Retype the material in full, keeping every word the same.

== Exercise materials ==

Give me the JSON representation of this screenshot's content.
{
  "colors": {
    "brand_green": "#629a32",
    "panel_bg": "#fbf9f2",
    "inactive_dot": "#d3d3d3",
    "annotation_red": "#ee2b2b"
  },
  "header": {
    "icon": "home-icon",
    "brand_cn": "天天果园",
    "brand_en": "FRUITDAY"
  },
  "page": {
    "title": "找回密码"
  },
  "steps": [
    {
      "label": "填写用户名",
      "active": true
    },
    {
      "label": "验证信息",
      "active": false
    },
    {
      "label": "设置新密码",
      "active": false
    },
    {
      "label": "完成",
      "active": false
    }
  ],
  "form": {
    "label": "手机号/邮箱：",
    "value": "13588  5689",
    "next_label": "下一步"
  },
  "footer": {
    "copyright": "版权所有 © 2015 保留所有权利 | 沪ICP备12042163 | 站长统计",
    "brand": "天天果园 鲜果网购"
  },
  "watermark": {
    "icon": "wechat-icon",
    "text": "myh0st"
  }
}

===

▶ [Solved exercise]:
Give me the JSON representation of this screenshot's content.
{
  "colors": {
    "brand_green": "#629a32",
    "panel_bg": "#fbf9f2",
    "inactive_dot": "#d3d3d3",
    "annotation_red": "#ee2b2b"
  },
  "header": {
    "icon": "home-icon",
    "brand_cn": "天天果园",
    "brand_en": "FRUITDAY"
  },
  "page": {
    "title": "找回密码"
  },
  "steps": [
    {
      "label": "填写用户名",
      "active": true
    },
    {
      "label": "验证信息",
      "active": false
    },
    {
      "label": "设置新密码",
      "active": false
    },
    {
      "label": "完成",
      "active": false
    }
  ],
  "form": {
    "label": "手机号/邮箱：",
    "value": "13588  5689",
    "next_label": "下一步"
  },
  "footer": {
    "copyright": "版权所有 © 2015 保留所有权利 | 沪ICP备12042163 | 站长统计",
    "brand": "天天果园 鲜果网购"
  },
  "watermark": {
    "icon": "wechat-icon",
    "text": "myh0st"
  }
}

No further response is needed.